- **Task brief**: Which lines hold the word "Account"? Copy each one.

- **Input rows**:

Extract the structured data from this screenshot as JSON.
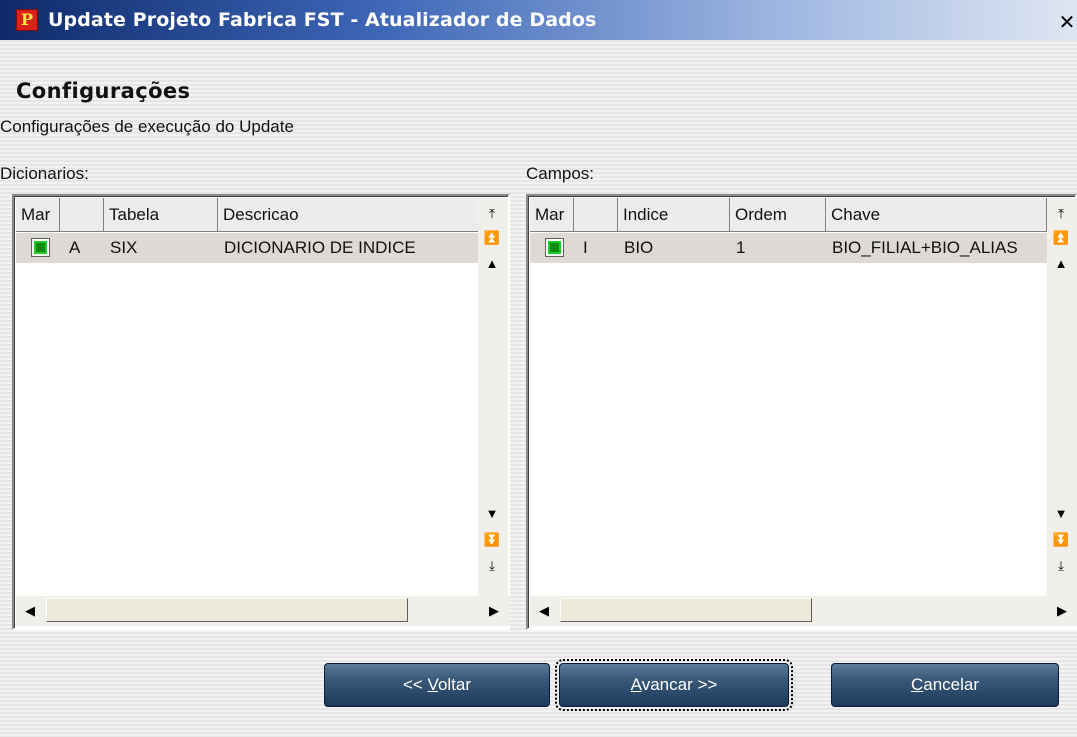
{
  "window": {
    "title": "Update Projeto Fabrica FST - Atualizador de Dados",
    "icon": "app-logo-icon",
    "close_glyph": "✕"
  },
  "header": {
    "title": "Configurações",
    "subtitle": "Configurações de execução do Update"
  },
  "dicionarios": {
    "label": "Dicionarios:",
    "columns": [
      "Mar",
      "",
      "Tabela",
      "Descricao"
    ],
    "rows": [
      {
        "checked": true,
        "flag": "A",
        "tabela": "SIX",
        "descricao": "DICIONARIO DE INDICE"
      }
    ]
  },
  "campos": {
    "label": "Campos:",
    "columns": [
      "Mar",
      "",
      "Indice",
      "Ordem",
      "Chave"
    ],
    "rows": [
      {
        "checked": true,
        "flag": "I",
        "indice": "BIO",
        "ordem": "1",
        "chave": "BIO_FILIAL+BIO_ALIAS"
      }
    ]
  },
  "buttons": {
    "voltar_prefix": "<< ",
    "voltar_hotkey": "V",
    "voltar_rest": "oltar",
    "avancar_hotkey": "A",
    "avancar_rest": "vancar >>",
    "cancelar_hotkey": "C",
    "cancelar_rest": "ancelar"
  },
  "colors": {
    "checkbox": "#1bcd22",
    "button": "#2c4a6c"
  }
}
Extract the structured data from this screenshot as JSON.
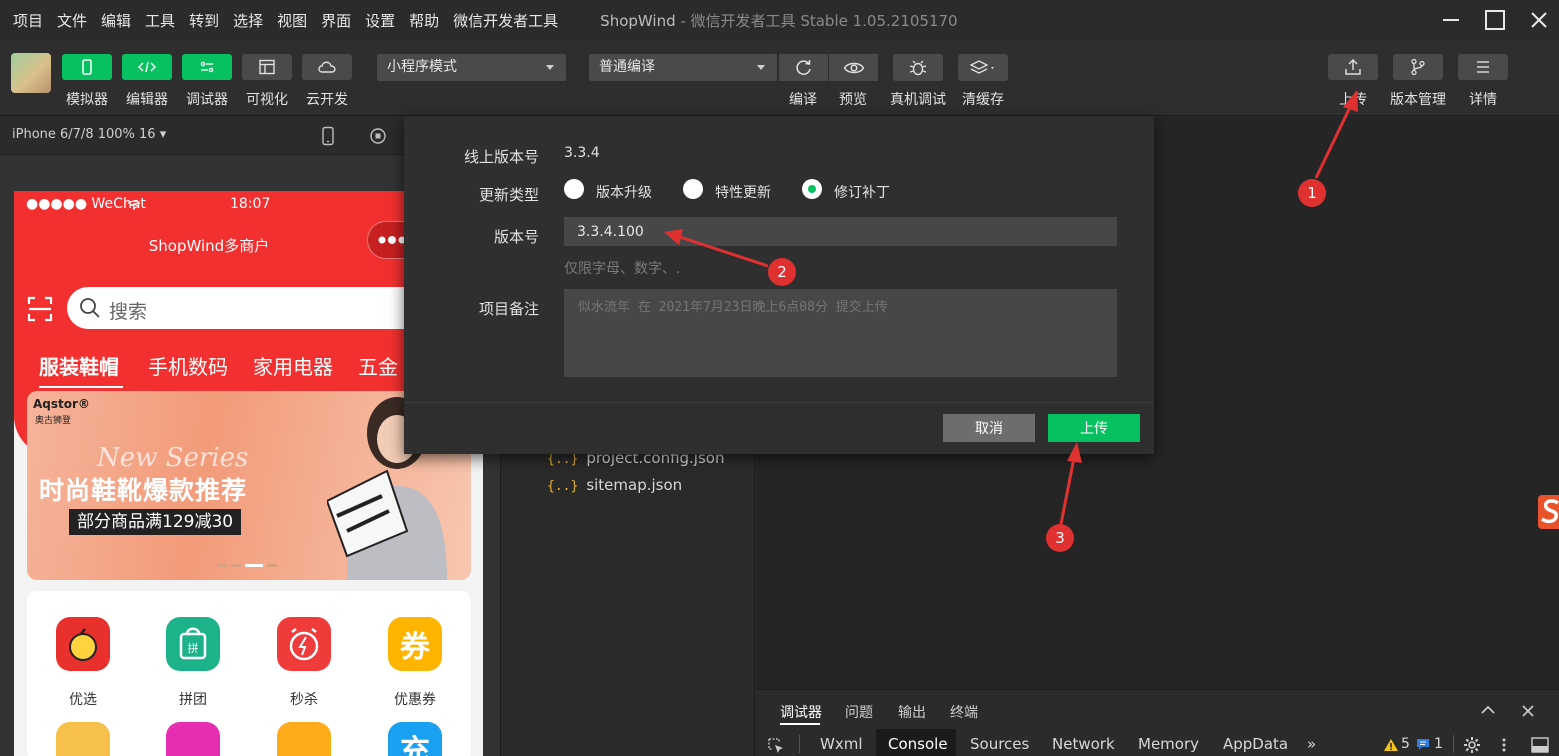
{
  "menubar": {
    "items": [
      "项目",
      "文件",
      "编辑",
      "工具",
      "转到",
      "选择",
      "视图",
      "界面",
      "设置",
      "帮助",
      "微信开发者工具"
    ],
    "window_title": "ShopWind",
    "window_subtitle": " - 微信开发者工具 Stable 1.05.2105170"
  },
  "toolbar": {
    "left_buttons": [
      {
        "label": "模拟器",
        "icon": "phone-icon",
        "active": true
      },
      {
        "label": "编辑器",
        "icon": "code-icon",
        "active": true
      },
      {
        "label": "调试器",
        "icon": "debug-toggle-icon",
        "active": true
      },
      {
        "label": "可视化",
        "icon": "layout-icon",
        "active": false
      },
      {
        "label": "云开发",
        "icon": "cloud-icon",
        "active": false
      }
    ],
    "mode_select": "小程序模式",
    "compile_select": "普通编译",
    "center_buttons": [
      {
        "label": "编译",
        "icon": "refresh-icon"
      },
      {
        "label": "预览",
        "icon": "eye-icon"
      },
      {
        "label": "真机调试",
        "icon": "bug-icon"
      },
      {
        "label": "清缓存",
        "icon": "layers-icon"
      }
    ],
    "right_buttons": [
      {
        "label": "上传",
        "icon": "upload-icon"
      },
      {
        "label": "版本管理",
        "icon": "branch-icon"
      },
      {
        "label": "详情",
        "icon": "menu-icon"
      }
    ]
  },
  "simulator": {
    "device": "iPhone 6/7/8 100% 16 ▾",
    "status": {
      "carrier": "●●●●● WeChat",
      "time": "18:07"
    },
    "nav_title": "ShopWind多商户",
    "search_placeholder": "搜索",
    "categories": [
      "服装鞋帽",
      "手机数码",
      "家用电器",
      "五金"
    ],
    "banner": {
      "brand": "Aqstor®",
      "brand_sub": "奥古狮登",
      "title": "时尚鞋靴爆款推荐",
      "subtitle": "部分商品满129减30",
      "script": "New Series"
    },
    "grid": [
      {
        "label": "优选",
        "color": "#e8302c"
      },
      {
        "label": "拼团",
        "color": "#1db38a"
      },
      {
        "label": "秒杀",
        "color": "#f03b3b"
      },
      {
        "label": "优惠券",
        "color": "#ffb400",
        "glyph": "券"
      }
    ],
    "grid_row2_glyph": "充"
  },
  "filetree": {
    "files": [
      "project.config.json",
      "sitemap.json"
    ],
    "brace": "{..}"
  },
  "debugger": {
    "tabs": [
      "调试器",
      "问题",
      "输出",
      "终端"
    ],
    "subtabs": [
      "Wxml",
      "Console",
      "Sources",
      "Network",
      "Memory",
      "AppData"
    ],
    "more": "»",
    "warn_count": "5",
    "info_count": "1"
  },
  "dialog": {
    "online_version_label": "线上版本号",
    "online_version": "3.3.4",
    "update_type_label": "更新类型",
    "update_types": [
      {
        "label": "版本升级",
        "checked": false
      },
      {
        "label": "特性更新",
        "checked": false
      },
      {
        "label": "修订补丁",
        "checked": true
      }
    ],
    "version_label": "版本号",
    "version_value": "3.3.4.100",
    "version_hint": "仅限字母、数字、.",
    "remark_label": "项目备注",
    "remark_placeholder": "似水流年 在 2021年7月23日晚上6点08分 提交上传",
    "cancel_label": "取消",
    "upload_label": "上传"
  },
  "annotations": [
    "1",
    "2",
    "3"
  ],
  "colors": {
    "accent": "#07c160",
    "marker": "#e03131",
    "phone_header": "#f23030"
  }
}
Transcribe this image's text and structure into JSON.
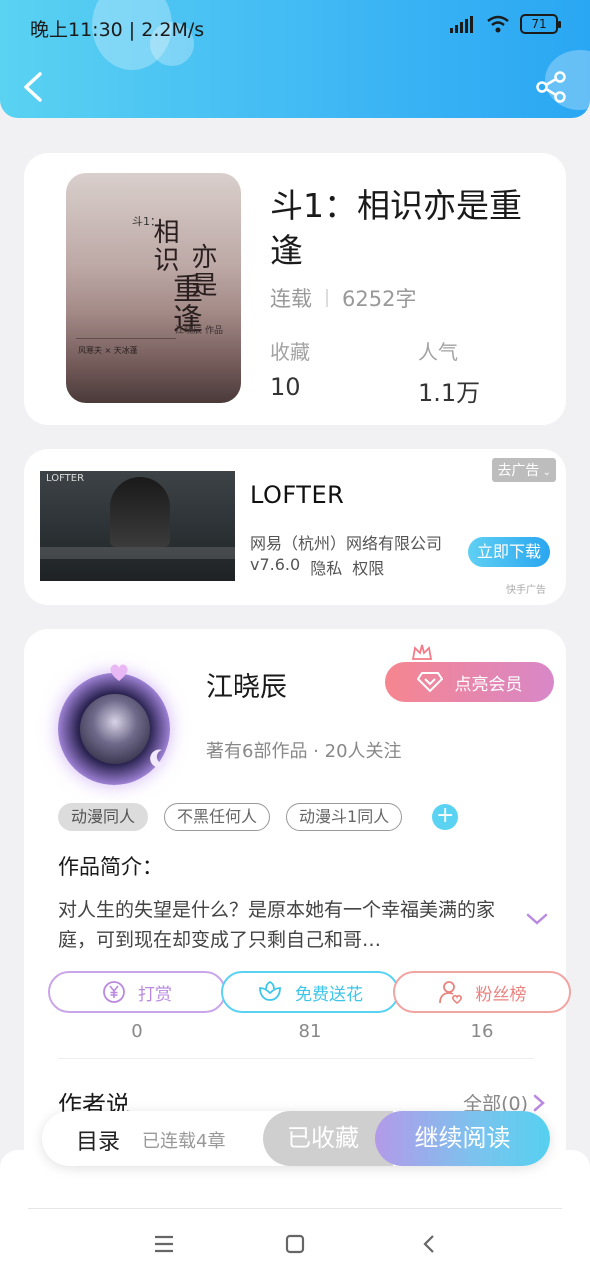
{
  "status_bar": {
    "time": "晚上11:30 | 2.2M/s",
    "battery": "71"
  },
  "book": {
    "cover": {
      "title_small": "斗1：",
      "title_line1": "相识",
      "title_line2": "亦是",
      "title_line3": "重逢",
      "author": "江晓辰 作品",
      "caption": "风寒夫 × 天冰蓬"
    },
    "title": "斗1：相识亦是重逢",
    "status": "连载",
    "word_count": "6252字",
    "favorites_label": "收藏",
    "favorites_value": "10",
    "popularity_label": "人气",
    "popularity_value": "1.1万"
  },
  "ad": {
    "image_logo": "LOFTER",
    "title": "LOFTER",
    "company": "网易（杭州）网络有限公司",
    "version": "v7.6.0",
    "privacy": "隐私",
    "permissions": "权限",
    "remove_label": "去广告",
    "download_label": "立即下载",
    "source": "快手广告"
  },
  "author": {
    "name": "江晓辰",
    "vip_label": "点亮会员",
    "stats": "著有6部作品 · 20人关注",
    "tags": [
      "动漫同人",
      "不黑任何人",
      "动漫斗1同人"
    ],
    "intro_label": "作品简介：",
    "intro_text": "对人生的失望是什么？是原本她有一个幸福美满的家庭，可到现在却变成了只剩自己和哥…",
    "actions": [
      {
        "label": "打赏",
        "count": "0"
      },
      {
        "label": "免费送花",
        "count": "81"
      },
      {
        "label": "粉丝榜",
        "count": "16"
      }
    ],
    "author_say_label": "作者说",
    "author_say_all": "全部(0)"
  },
  "bottom_bar": {
    "catalog": "目录",
    "chapters": "已连载4章",
    "collected": "已收藏",
    "continue": "继续阅读"
  },
  "colors": {
    "header_start": "#5ad2f2",
    "header_end": "#2aa7f3",
    "accent_cyan": "#3ec6ea",
    "reward_purple": "#b98ae0",
    "fans_red": "#e9837f"
  }
}
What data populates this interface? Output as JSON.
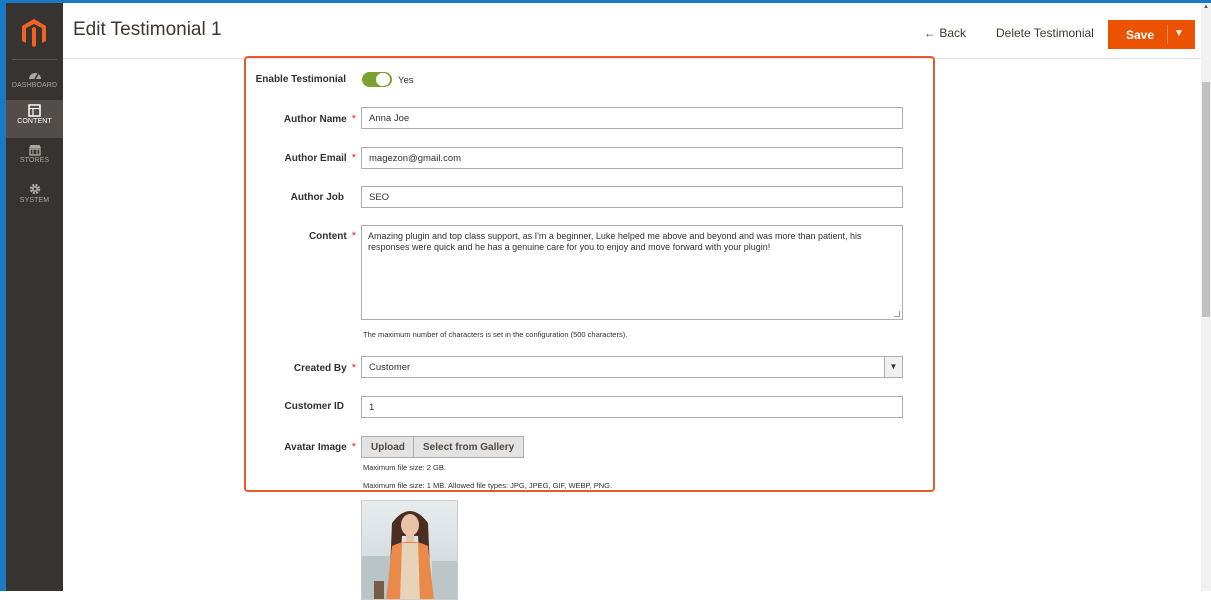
{
  "header": {
    "title": "Edit Testimonial 1",
    "back_label": "← Back",
    "delete_label": "Delete Testimonial",
    "save_label": "Save"
  },
  "sidebar": {
    "items": [
      {
        "label": "DASHBOARD",
        "icon": "dashboard-icon"
      },
      {
        "label": "CONTENT",
        "icon": "content-icon"
      },
      {
        "label": "STORES",
        "icon": "stores-icon"
      },
      {
        "label": "SYSTEM",
        "icon": "system-icon"
      }
    ]
  },
  "form": {
    "enable": {
      "label": "Enable Testimonial",
      "value": "Yes"
    },
    "author_name": {
      "label": "Author Name",
      "value": "Anna Joe"
    },
    "author_email": {
      "label": "Author Email",
      "value": "magezon@gmail.com"
    },
    "author_job": {
      "label": "Author Job",
      "value": "SEO"
    },
    "content": {
      "label": "Content",
      "value": "Amazing plugin and top class support, as I'm a beginner, Luke helped me above and beyond and was more than patient, his responses were quick and he has a genuine care for you to enjoy and move forward with your plugin!",
      "note": "The maximum number of characters is set in the configuration (500 characters)."
    },
    "created_by": {
      "label": "Created By",
      "value": "Customer"
    },
    "customer_id": {
      "label": "Customer ID",
      "value": "1"
    },
    "avatar": {
      "label": "Avatar Image",
      "upload_label": "Upload",
      "gallery_label": "Select from Gallery",
      "note1": "Maximum file size: 2 GB.",
      "note2": "Maximum file size: 1 MB. Allowed file types: JPG, JPEG, GIF, WEBP, PNG."
    },
    "required_mark": "*"
  },
  "colors": {
    "accent": "#eb5202",
    "highlight": "#e85a2a",
    "sidebar": "#373330",
    "toggle_on": "#79a22e"
  }
}
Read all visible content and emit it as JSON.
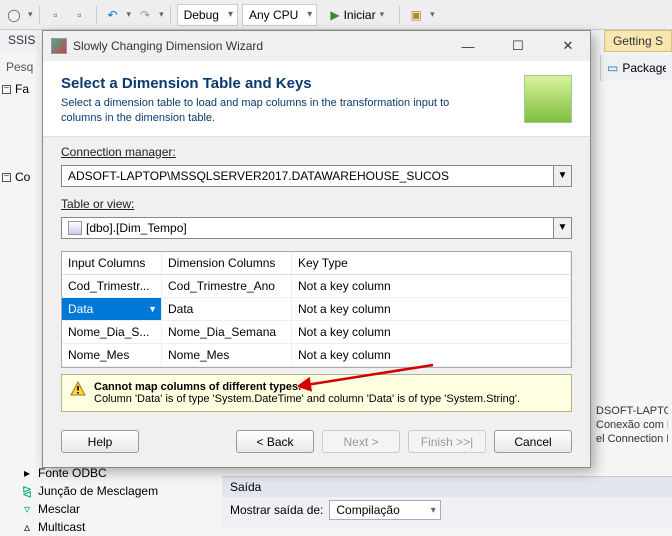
{
  "ide": {
    "config_label": "Debug",
    "platform_label": "Any CPU",
    "start_label": "Iniciar",
    "ssis_tab": "SSIS",
    "getting_started": "Getting S",
    "package_label": "Package E",
    "pesq_label": "Pesq"
  },
  "left_tree": {
    "fa": "Fa",
    "co": "Co"
  },
  "tree_items": {
    "i0": "Fonte ODBC",
    "i1": "Junção de Mesclagem",
    "i2": "Mesclar",
    "i3": "Multicast"
  },
  "right_status": {
    "l0": "DSOFT-LAPTOP\\",
    "l1": "Conexão com D",
    "l2": "el Connection Ma"
  },
  "output": {
    "header": "Saída",
    "label": "Mostrar saída de:",
    "combo": "Compilação"
  },
  "dialog": {
    "title": "Slowly Changing Dimension Wizard",
    "heading": "Select a Dimension Table and Keys",
    "subheading": "Select a dimension table to load and map columns in the transformation input to columns in the dimension table.",
    "conn_label": "Connection manager:",
    "conn_value": "ADSOFT-LAPTOP\\MSSQLSERVER2017.DATAWAREHOUSE_SUCOS",
    "table_label": "Table or view:",
    "table_value": "[dbo].[Dim_Tempo]",
    "grid": {
      "h1": "Input Columns",
      "h2": "Dimension Columns",
      "h3": "Key Type",
      "rows": [
        {
          "c1": "Cod_Trimestr...",
          "c2": "Cod_Trimestre_Ano",
          "c3": "Not a key column"
        },
        {
          "c1": "Data",
          "c2": "Data",
          "c3": "Not a key column",
          "selected": true
        },
        {
          "c1": "Nome_Dia_S...",
          "c2": "Nome_Dia_Semana",
          "c3": "Not a key column"
        },
        {
          "c1": "Nome_Mes",
          "c2": "Nome_Mes",
          "c3": "Not a key column"
        }
      ]
    },
    "warning": {
      "line1": "Cannot map columns of different types.",
      "line2": "Column 'Data' is of type 'System.DateTime' and column 'Data' is of type 'System.String'."
    },
    "buttons": {
      "help": "Help",
      "back": "< Back",
      "next": "Next >",
      "finish": "Finish >>|",
      "cancel": "Cancel"
    }
  }
}
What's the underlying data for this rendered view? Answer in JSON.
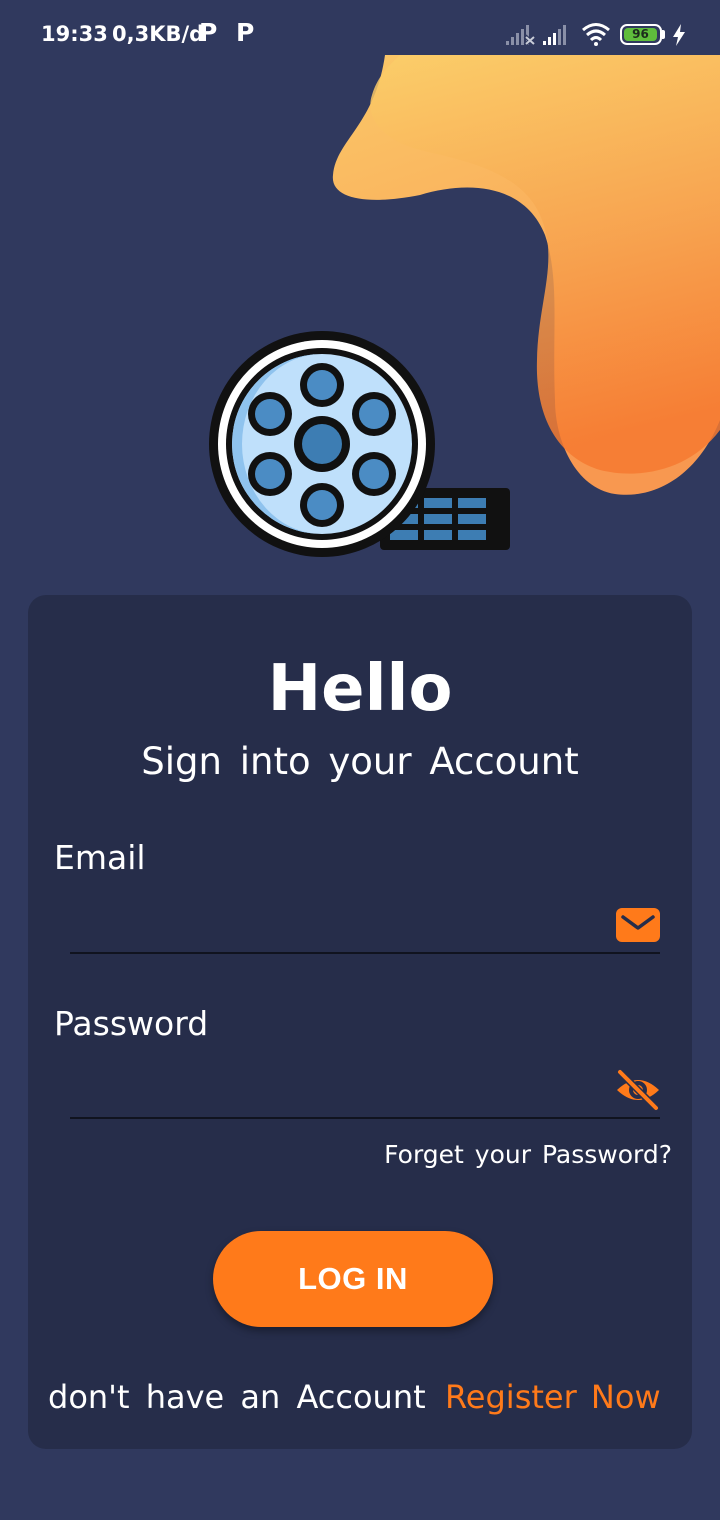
{
  "status_bar": {
    "time": "19:33",
    "network_speed": "0,3KB/d",
    "app_icons": [
      "P",
      "P"
    ],
    "battery_level": "96"
  },
  "login": {
    "title": "Hello",
    "subtitle": "Sign into your Account",
    "email_label": "Email",
    "email_value": "",
    "password_label": "Password",
    "password_value": "",
    "forgot_password": "Forget your Password?",
    "login_button": "LOG IN",
    "no_account_text": "don't have an Account",
    "register_link": "Register Now"
  },
  "colors": {
    "background": "#30395e",
    "card": "#262d4a",
    "accent": "#ff7a1a"
  },
  "icons": {
    "logo": "film-reel-icon",
    "email": "envelope-icon",
    "password": "eye-off-icon"
  }
}
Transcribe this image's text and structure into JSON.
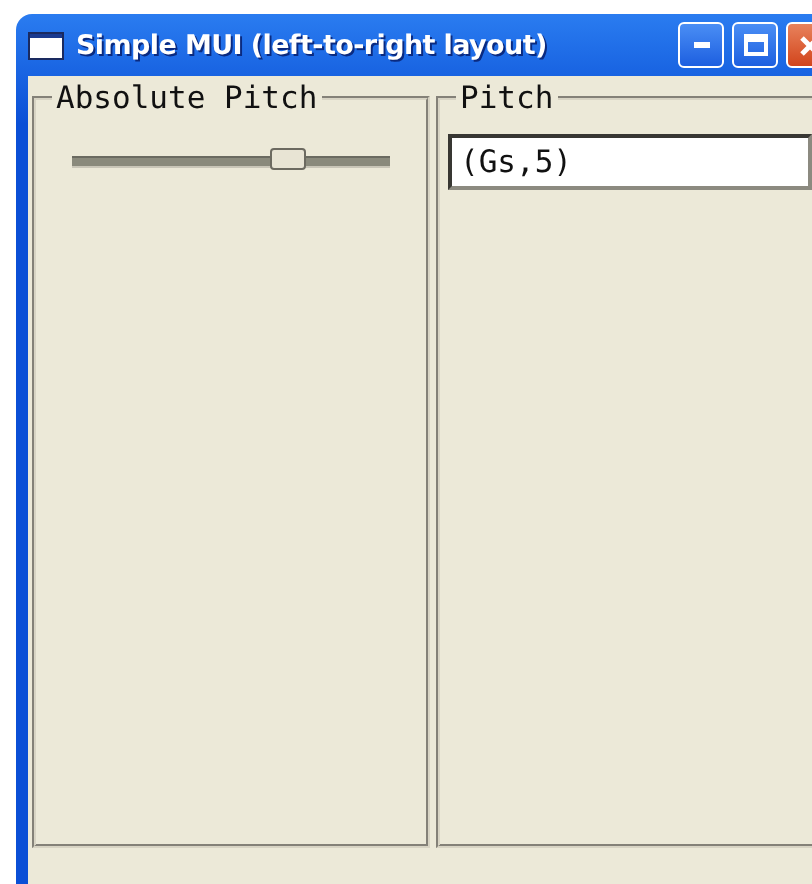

- **Output for this exercise**:
    "subtitle": "Sign into your Account",
    "no_account_text": "don't have an Account",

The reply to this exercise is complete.